**ENTRIES PROVIDED**
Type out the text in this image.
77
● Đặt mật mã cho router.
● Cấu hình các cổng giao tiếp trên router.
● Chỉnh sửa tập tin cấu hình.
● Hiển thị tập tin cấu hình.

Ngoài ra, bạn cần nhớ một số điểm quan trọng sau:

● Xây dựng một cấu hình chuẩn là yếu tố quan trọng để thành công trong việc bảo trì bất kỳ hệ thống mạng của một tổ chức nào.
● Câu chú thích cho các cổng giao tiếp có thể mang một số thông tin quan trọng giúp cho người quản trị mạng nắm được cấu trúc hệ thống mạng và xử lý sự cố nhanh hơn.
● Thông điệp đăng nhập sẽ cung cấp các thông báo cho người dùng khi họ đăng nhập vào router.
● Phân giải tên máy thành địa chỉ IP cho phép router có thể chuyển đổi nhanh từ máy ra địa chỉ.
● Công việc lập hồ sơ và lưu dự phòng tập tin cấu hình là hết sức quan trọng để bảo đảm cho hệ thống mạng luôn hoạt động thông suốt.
--
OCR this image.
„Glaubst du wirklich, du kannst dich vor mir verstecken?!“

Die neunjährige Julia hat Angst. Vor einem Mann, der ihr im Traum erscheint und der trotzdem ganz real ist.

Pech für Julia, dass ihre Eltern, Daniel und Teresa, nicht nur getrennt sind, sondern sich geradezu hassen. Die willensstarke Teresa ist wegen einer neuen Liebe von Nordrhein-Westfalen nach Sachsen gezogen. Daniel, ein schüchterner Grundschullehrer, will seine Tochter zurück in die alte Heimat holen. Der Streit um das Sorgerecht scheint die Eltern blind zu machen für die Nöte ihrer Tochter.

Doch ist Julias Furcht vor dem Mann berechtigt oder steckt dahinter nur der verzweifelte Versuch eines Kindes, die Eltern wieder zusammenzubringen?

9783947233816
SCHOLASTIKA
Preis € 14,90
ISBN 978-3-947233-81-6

**EXERCISE DESCRIPTION**
Which lines of the material contain the string "cổng"? List each of them.

**RESULT FOR THIS EXERCISE**
● Cấu hình các cổng giao tiếp trên router.
● Câu chú thích cho các cổng giao tiếp có thể mang một số thông tin quan trọng giúp cho người quản trị mạng nắm được cấu trúc hệ thống mạng và xử lý sự cố nhanh hơn.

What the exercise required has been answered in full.